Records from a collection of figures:

◇ ◇ ◇

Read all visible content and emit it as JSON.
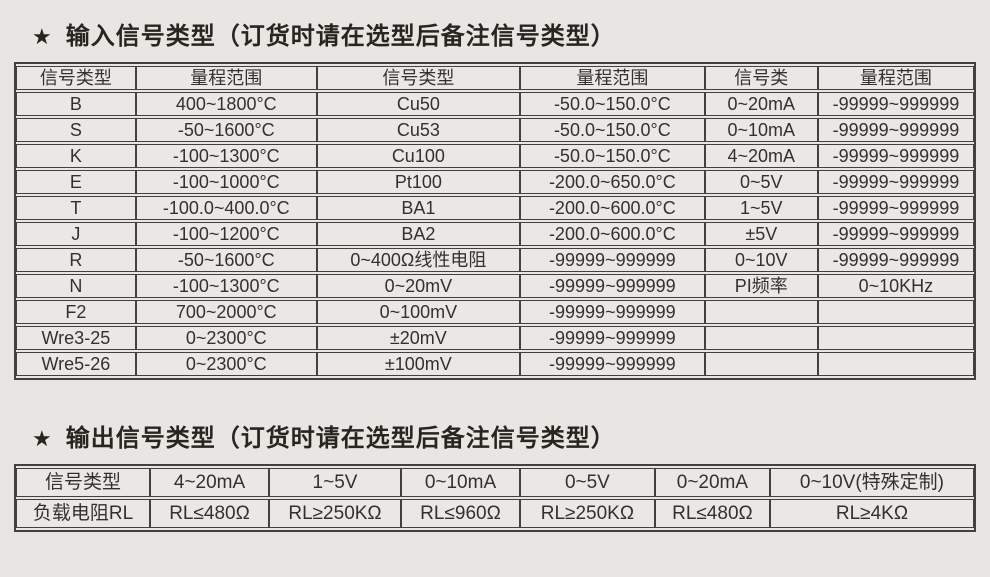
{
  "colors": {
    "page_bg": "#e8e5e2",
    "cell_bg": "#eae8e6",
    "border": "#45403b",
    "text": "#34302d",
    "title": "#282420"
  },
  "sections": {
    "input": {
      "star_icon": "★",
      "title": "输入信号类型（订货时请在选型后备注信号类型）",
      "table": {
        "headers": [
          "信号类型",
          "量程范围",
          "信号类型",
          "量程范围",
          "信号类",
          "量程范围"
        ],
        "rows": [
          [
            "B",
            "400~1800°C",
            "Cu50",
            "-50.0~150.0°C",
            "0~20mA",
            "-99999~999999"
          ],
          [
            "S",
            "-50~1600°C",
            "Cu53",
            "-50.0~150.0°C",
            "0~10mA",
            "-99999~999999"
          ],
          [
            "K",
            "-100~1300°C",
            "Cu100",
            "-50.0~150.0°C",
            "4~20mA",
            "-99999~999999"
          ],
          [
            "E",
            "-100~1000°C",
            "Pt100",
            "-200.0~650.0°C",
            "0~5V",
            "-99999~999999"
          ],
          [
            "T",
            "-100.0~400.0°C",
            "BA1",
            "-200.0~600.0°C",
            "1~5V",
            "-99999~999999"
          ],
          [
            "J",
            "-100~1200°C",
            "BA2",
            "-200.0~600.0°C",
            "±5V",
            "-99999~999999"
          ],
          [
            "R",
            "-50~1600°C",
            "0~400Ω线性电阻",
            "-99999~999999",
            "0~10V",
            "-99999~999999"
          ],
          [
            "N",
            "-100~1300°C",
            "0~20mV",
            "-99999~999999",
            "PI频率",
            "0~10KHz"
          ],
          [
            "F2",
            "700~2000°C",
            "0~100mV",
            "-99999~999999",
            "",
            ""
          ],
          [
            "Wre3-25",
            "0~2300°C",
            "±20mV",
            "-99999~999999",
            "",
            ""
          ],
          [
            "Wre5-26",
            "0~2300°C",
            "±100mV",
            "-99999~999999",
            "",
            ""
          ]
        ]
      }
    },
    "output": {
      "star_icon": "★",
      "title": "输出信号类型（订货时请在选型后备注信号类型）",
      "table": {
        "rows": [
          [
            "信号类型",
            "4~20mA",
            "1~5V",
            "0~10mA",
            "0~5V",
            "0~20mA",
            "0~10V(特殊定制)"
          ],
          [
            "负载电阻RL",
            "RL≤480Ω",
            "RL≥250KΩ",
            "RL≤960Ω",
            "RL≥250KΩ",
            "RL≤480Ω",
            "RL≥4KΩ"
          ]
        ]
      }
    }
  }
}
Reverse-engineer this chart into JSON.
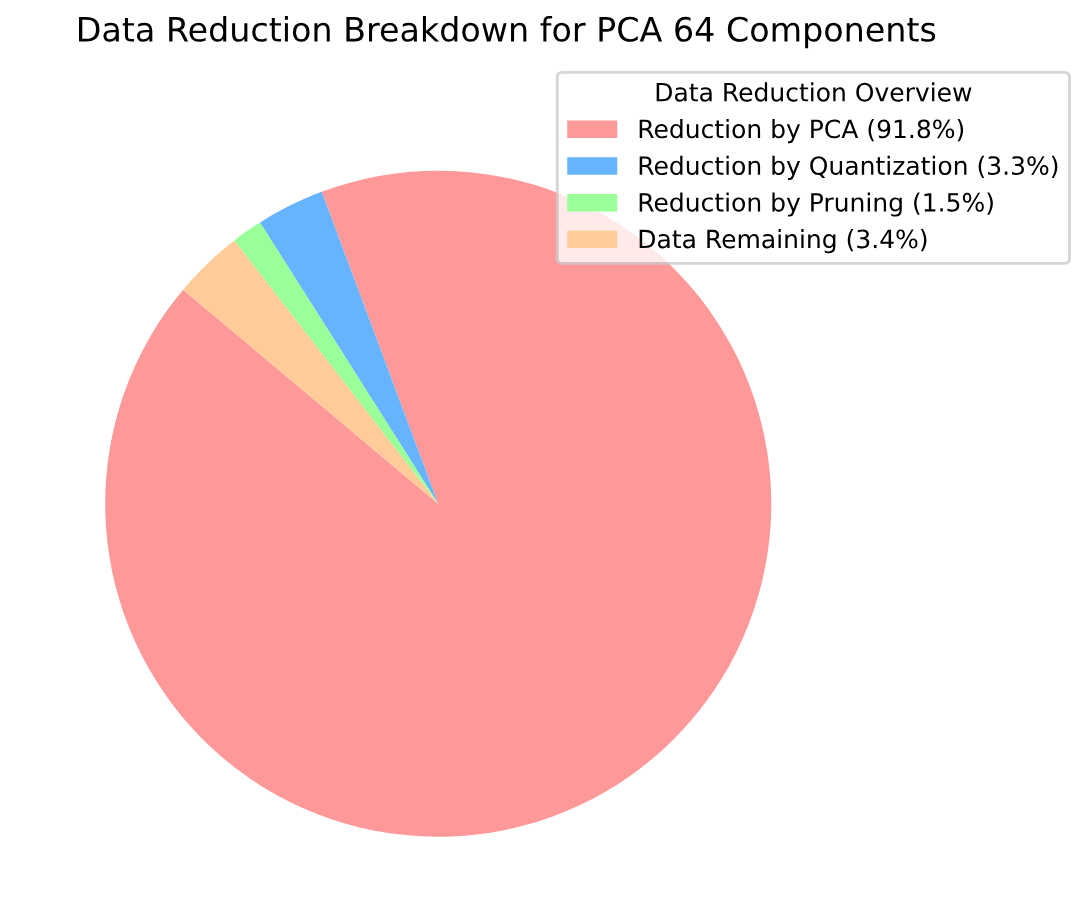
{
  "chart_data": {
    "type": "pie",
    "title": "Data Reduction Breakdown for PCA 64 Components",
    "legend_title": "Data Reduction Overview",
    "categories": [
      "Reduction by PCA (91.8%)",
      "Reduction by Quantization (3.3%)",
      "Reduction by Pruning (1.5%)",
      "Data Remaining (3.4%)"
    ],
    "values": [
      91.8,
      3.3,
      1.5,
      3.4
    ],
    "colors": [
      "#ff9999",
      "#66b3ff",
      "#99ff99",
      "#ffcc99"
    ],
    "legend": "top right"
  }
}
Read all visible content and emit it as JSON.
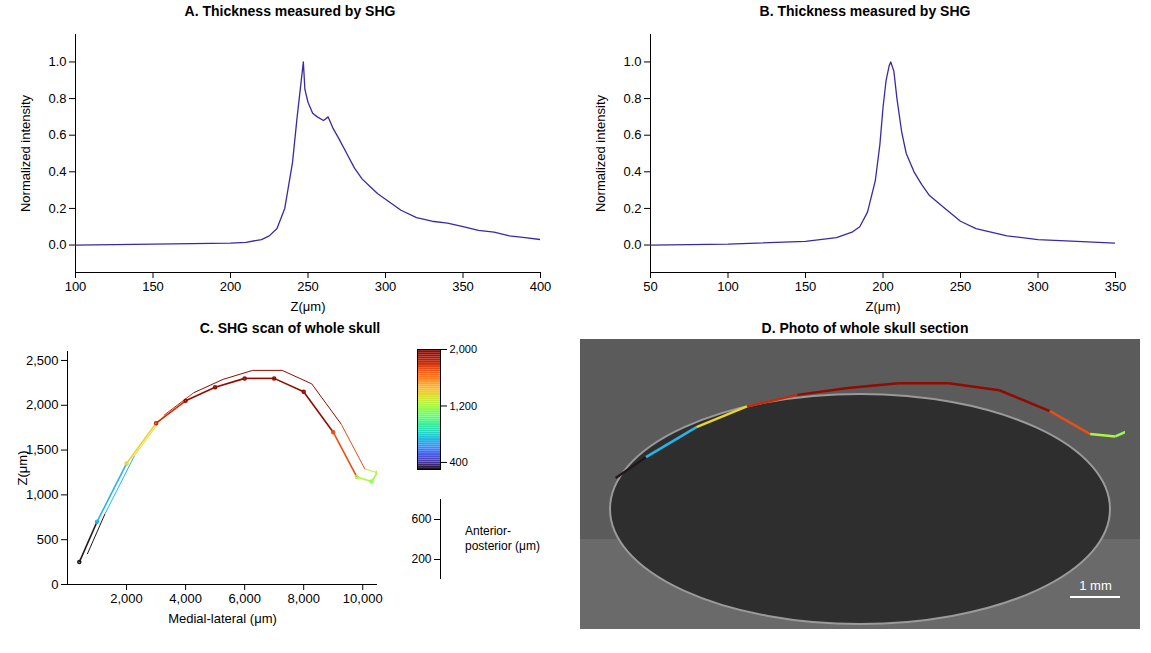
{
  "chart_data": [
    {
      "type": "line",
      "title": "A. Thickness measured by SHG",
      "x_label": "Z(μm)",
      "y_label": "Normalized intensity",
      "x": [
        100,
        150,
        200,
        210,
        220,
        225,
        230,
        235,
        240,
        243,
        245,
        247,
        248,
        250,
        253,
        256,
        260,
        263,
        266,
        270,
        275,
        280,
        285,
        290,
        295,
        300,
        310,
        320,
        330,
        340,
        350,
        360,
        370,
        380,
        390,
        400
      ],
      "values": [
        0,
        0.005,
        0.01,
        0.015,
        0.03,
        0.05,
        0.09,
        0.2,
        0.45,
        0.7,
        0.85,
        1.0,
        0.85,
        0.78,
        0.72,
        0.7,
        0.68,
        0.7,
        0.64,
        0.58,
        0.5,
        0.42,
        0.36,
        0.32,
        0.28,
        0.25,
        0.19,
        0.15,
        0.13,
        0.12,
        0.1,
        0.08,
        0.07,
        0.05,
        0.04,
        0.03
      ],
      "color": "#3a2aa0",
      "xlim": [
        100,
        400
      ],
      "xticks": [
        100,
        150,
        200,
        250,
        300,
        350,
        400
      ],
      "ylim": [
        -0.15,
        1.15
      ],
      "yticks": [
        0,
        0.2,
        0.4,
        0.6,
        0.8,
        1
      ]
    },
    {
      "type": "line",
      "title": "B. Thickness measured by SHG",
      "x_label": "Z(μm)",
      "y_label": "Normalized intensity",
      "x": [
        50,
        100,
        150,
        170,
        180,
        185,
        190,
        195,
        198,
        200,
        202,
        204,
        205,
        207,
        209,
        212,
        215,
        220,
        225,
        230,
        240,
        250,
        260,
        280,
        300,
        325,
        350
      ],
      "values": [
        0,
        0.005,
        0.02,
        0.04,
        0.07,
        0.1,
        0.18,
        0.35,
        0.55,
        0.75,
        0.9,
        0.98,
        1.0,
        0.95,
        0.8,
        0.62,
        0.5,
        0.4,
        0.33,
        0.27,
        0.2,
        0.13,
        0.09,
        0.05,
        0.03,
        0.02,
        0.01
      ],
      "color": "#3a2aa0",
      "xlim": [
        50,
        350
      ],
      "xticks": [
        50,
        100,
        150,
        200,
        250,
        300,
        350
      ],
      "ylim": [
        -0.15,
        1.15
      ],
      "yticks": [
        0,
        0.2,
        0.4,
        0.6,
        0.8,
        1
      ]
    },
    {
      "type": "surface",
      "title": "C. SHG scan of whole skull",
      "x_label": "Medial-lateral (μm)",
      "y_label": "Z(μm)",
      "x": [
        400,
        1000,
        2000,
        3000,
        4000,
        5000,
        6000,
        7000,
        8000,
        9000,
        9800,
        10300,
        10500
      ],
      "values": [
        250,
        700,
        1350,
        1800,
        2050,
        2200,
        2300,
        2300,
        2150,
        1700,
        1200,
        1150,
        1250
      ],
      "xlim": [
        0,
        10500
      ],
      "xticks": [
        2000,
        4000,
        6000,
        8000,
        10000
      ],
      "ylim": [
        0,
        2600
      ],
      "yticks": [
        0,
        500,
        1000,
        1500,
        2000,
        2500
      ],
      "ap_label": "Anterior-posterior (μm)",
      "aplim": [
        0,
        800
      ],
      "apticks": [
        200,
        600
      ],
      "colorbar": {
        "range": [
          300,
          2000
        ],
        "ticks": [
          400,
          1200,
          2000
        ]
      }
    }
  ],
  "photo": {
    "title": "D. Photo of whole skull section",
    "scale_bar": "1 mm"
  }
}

◇ ◇ ◇

Transcribe the entries above verbatim, omitting their pictures.

Read all visible content and emit it as JSON.
{
  "colors": {
    "page_bg": "#e8e5e2",
    "cell_bg": "#eae8e6",
    "border": "#45403b",
    "text": "#34302d",
    "title": "#282420"
  },
  "sections": {
    "input": {
      "star_icon": "★",
      "title": "输入信号类型（订货时请在选型后备注信号类型）",
      "table": {
        "headers": [
          "信号类型",
          "量程范围",
          "信号类型",
          "量程范围",
          "信号类",
          "量程范围"
        ],
        "rows": [
          [
            "B",
            "400~1800°C",
            "Cu50",
            "-50.0~150.0°C",
            "0~20mA",
            "-99999~999999"
          ],
          [
            "S",
            "-50~1600°C",
            "Cu53",
            "-50.0~150.0°C",
            "0~10mA",
            "-99999~999999"
          ],
          [
            "K",
            "-100~1300°C",
            "Cu100",
            "-50.0~150.0°C",
            "4~20mA",
            "-99999~999999"
          ],
          [
            "E",
            "-100~1000°C",
            "Pt100",
            "-200.0~650.0°C",
            "0~5V",
            "-99999~999999"
          ],
          [
            "T",
            "-100.0~400.0°C",
            "BA1",
            "-200.0~600.0°C",
            "1~5V",
            "-99999~999999"
          ],
          [
            "J",
            "-100~1200°C",
            "BA2",
            "-200.0~600.0°C",
            "±5V",
            "-99999~999999"
          ],
          [
            "R",
            "-50~1600°C",
            "0~400Ω线性电阻",
            "-99999~999999",
            "0~10V",
            "-99999~999999"
          ],
          [
            "N",
            "-100~1300°C",
            "0~20mV",
            "-99999~999999",
            "PI频率",
            "0~10KHz"
          ],
          [
            "F2",
            "700~2000°C",
            "0~100mV",
            "-99999~999999",
            "",
            ""
          ],
          [
            "Wre3-25",
            "0~2300°C",
            "±20mV",
            "-99999~999999",
            "",
            ""
          ],
          [
            "Wre5-26",
            "0~2300°C",
            "±100mV",
            "-99999~999999",
            "",
            ""
          ]
        ]
      }
    },
    "output": {
      "star_icon": "★",
      "title": "输出信号类型（订货时请在选型后备注信号类型）",
      "table": {
        "rows": [
          [
            "信号类型",
            "4~20mA",
            "1~5V",
            "0~10mA",
            "0~5V",
            "0~20mA",
            "0~10V(特殊定制)"
          ],
          [
            "负载电阻RL",
            "RL≤480Ω",
            "RL≥250KΩ",
            "RL≤960Ω",
            "RL≥250KΩ",
            "RL≤480Ω",
            "RL≥4KΩ"
          ]
        ]
      }
    }
  }
}
Reverse-engineer this chart into JSON.
{
  "chart_data": {
    "type": "pie",
    "title": "Data Reduction Breakdown for PCA 64 Components",
    "legend_title": "Data Reduction Overview",
    "categories": [
      "Reduction by PCA (91.8%)",
      "Reduction by Quantization (3.3%)",
      "Reduction by Pruning (1.5%)",
      "Data Remaining (3.4%)"
    ],
    "values": [
      91.8,
      3.3,
      1.5,
      3.4
    ],
    "colors": [
      "#ff9999",
      "#66b3ff",
      "#99ff99",
      "#ffcc99"
    ],
    "legend": "top right"
  }
}
Read all visible content and emit it as JSON.
{
  "chart_data": [
    {
      "type": "line",
      "title": "A. Thickness measured by SHG",
      "x_label": "Z(μm)",
      "y_label": "Normalized intensity",
      "x": [
        100,
        150,
        200,
        210,
        220,
        225,
        230,
        235,
        240,
        243,
        245,
        247,
        248,
        250,
        253,
        256,
        260,
        263,
        266,
        270,
        275,
        280,
        285,
        290,
        295,
        300,
        310,
        320,
        330,
        340,
        350,
        360,
        370,
        380,
        390,
        400
      ],
      "values": [
        0,
        0.005,
        0.01,
        0.015,
        0.03,
        0.05,
        0.09,
        0.2,
        0.45,
        0.7,
        0.85,
        1.0,
        0.85,
        0.78,
        0.72,
        0.7,
        0.68,
        0.7,
        0.64,
        0.58,
        0.5,
        0.42,
        0.36,
        0.32,
        0.28,
        0.25,
        0.19,
        0.15,
        0.13,
        0.12,
        0.1,
        0.08,
        0.07,
        0.05,
        0.04,
        0.03
      ],
      "color": "#3a2aa0",
      "xlim": [
        100,
        400
      ],
      "xticks": [
        100,
        150,
        200,
        250,
        300,
        350,
        400
      ],
      "ylim": [
        -0.15,
        1.15
      ],
      "yticks": [
        0,
        0.2,
        0.4,
        0.6,
        0.8,
        1
      ]
    },
    {
      "type": "line",
      "title": "B. Thickness measured by SHG",
      "x_label": "Z(μm)",
      "y_label": "Normalized intensity",
      "x": [
        50,
        100,
        150,
        170,
        180,
        185,
        190,
        195,
        198,
        200,
        202,
        204,
        205,
        207,
        209,
        212,
        215,
        220,
        225,
        230,
        240,
        250,
        260,
        280,
        300,
        325,
        350
      ],
      "values": [
        0,
        0.005,
        0.02,
        0.04,
        0.07,
        0.1,
        0.18,
        0.35,
        0.55,
        0.75,
        0.9,
        0.98,
        1.0,
        0.95,
        0.8,
        0.62,
        0.5,
        0.4,
        0.33,
        0.27,
        0.2,
        0.13,
        0.09,
        0.05,
        0.03,
        0.02,
        0.01
      ],
      "color": "#3a2aa0",
      "xlim": [
        50,
        350
      ],
      "xticks": [
        50,
        100,
        150,
        200,
        250,
        300,
        350
      ],
      "ylim": [
        -0.15,
        1.15
      ],
      "yticks": [
        0,
        0.2,
        0.4,
        0.6,
        0.8,
        1
      ]
    },
    {
      "type": "surface",
      "title": "C. SHG scan of whole skull",
      "x_label": "Medial-lateral (μm)",
      "y_label": "Z(μm)",
      "x": [
        400,
        1000,
        2000,
        3000,
        4000,
        5000,
        6000,
        7000,
        8000,
        9000,
        9800,
        10300,
        10500
      ],
      "values": [
        250,
        700,
        1350,
        1800,
        2050,
        2200,
        2300,
        2300,
        2150,
        1700,
        1200,
        1150,
        1250
      ],
      "xlim": [
        0,
        10500
      ],
      "xticks": [
        2000,
        4000,
        6000,
        8000,
        10000
      ],
      "ylim": [
        0,
        2600
      ],
      "yticks": [
        0,
        500,
        1000,
        1500,
        2000,
        2500
      ],
      "ap_label": "Anterior-posterior (μm)",
      "aplim": [
        0,
        800
      ],
      "apticks": [
        200,
        600
      ],
      "colorbar": {
        "range": [
          300,
          2000
        ],
        "ticks": [
          400,
          1200,
          2000
        ]
      }
    }
  ],
  "photo": {
    "title": "D. Photo of whole skull section",
    "scale_bar": "1 mm"
  }
}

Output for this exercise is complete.